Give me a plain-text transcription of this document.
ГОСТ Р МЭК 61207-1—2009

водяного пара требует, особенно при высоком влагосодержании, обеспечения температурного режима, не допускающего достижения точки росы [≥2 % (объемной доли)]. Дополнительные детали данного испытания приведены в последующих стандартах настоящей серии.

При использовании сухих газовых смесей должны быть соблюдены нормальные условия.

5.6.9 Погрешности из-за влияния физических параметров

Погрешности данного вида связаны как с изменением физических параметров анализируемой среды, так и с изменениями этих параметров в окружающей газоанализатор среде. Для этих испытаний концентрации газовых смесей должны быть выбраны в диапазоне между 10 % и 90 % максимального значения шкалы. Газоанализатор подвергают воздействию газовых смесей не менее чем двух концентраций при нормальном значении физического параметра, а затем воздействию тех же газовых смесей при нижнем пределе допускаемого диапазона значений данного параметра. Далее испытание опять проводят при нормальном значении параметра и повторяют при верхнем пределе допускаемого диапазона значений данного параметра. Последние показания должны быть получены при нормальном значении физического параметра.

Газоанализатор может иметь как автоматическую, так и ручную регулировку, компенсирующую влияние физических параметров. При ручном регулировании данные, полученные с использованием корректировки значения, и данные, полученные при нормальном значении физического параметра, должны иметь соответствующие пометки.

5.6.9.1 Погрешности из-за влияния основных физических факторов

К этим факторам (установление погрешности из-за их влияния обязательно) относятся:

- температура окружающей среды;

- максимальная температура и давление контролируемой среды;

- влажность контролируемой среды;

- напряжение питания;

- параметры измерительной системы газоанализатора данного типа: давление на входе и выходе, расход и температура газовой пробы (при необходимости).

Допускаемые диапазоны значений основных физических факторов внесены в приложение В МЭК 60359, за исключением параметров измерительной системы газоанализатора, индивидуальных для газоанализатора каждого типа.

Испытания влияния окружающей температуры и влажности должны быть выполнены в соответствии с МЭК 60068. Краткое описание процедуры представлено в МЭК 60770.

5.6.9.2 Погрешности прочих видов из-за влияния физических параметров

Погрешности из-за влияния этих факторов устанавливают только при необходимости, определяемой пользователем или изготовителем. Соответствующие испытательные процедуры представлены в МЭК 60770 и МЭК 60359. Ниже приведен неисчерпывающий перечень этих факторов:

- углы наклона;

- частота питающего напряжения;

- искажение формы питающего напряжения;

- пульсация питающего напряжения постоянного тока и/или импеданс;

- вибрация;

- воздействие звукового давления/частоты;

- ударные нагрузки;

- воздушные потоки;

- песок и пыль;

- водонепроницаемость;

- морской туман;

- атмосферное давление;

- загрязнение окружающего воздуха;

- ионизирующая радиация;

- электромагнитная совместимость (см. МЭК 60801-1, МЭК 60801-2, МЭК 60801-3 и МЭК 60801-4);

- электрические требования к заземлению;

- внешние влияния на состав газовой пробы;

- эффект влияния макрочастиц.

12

Exercise brief = Extract each line of the material exactly as it stands.

Problem solution =
Give me a plain-text transcription of this document.
ГОСТ Р МЭК 61207-1—2009

водяного пара требует, особенно при высоком влагосодержании, обеспечения температурного режима, не допускающего достижения точки росы [≥2 % (объемной доли)]. Дополнительные детали данного испытания приведены в последующих стандартах настоящей серии.

При использовании сухих газовых смесей должны быть соблюдены нормальные условия.

5.6.9 Погрешности из-за влияния физических параметров

Погрешности данного вида связаны как с изменением физических параметров анализируемой среды, так и с изменениями этих параметров в окружающей газоанализатор среде. Для этих испытаний концентрации газовых смесей должны быть выбраны в диапазоне между 10 % и 90 % максимального значения шкалы. Газоанализатор подвергают воздействию газовых смесей не менее чем двух концентраций при нормальном значении физического параметра, а затем воздействию тех же газовых смесей при нижнем пределе допускаемого диапазона значений данного параметра. Далее испытание опять проводят при нормальном значении параметра и повторяют при верхнем пределе допускаемого диапазона значений данного параметра. Последние показания должны быть получены при нормальном значении физического параметра.

Газоанализатор может иметь как автоматическую, так и ручную регулировку, компенсирующую влияние физических параметров. При ручном регулировании данные, полученные с использованием корректировки значения, и данные, полученные при нормальном значении физического параметра, должны иметь соответствующие пометки.

5.6.9.1 Погрешности из-за влияния основных физических факторов

К этим факторам (установление погрешности из-за их влияния обязательно) относятся:

- температура окружающей среды;

- максимальная температура и давление контролируемой среды;

- влажность контролируемой среды;

- напряжение питания;

- параметры измерительной системы газоанализатора данного типа: давление на входе и выходе, расход и температура газовой пробы (при необходимости).

Допускаемые диапазоны значений основных физических факторов внесены в приложение В МЭК 60359, за исключением параметров измерительной системы газоанализатора, индивидуальных для газоанализатора каждого типа.

Испытания влияния окружающей температуры и влажности должны быть выполнены в соответствии с МЭК 60068. Краткое описание процедуры представлено в МЭК 60770.

5.6.9.2 Погрешности прочих видов из-за влияния физических параметров

Погрешности из-за влияния этих факторов устанавливают только при необходимости, определяемой пользователем или изготовителем. Соответствующие испытательные процедуры представлены в МЭК 60770 и МЭК 60359. Ниже приведен неисчерпывающий перечень этих факторов:

- углы наклона;

- частота питающего напряжения;

- искажение формы питающего напряжения;

- пульсация питающего напряжения постоянного тока и/или импеданс;

- вибрация;

- воздействие звукового давления/частоты;

- ударные нагрузки;

- воздушные потоки;

- песок и пыль;

- водонепроницаемость;

- морской туман;

- атмосферное давление;

- загрязнение окружающего воздуха;

- ионизирующая радиация;

- электромагнитная совместимость (см. МЭК 60801-1, МЭК 60801-2, МЭК 60801-3 и МЭК 60801-4);

- электрические требования к заземлению;

- внешние влияния на состав газовой пробы;

- эффект влияния макрочастиц.

12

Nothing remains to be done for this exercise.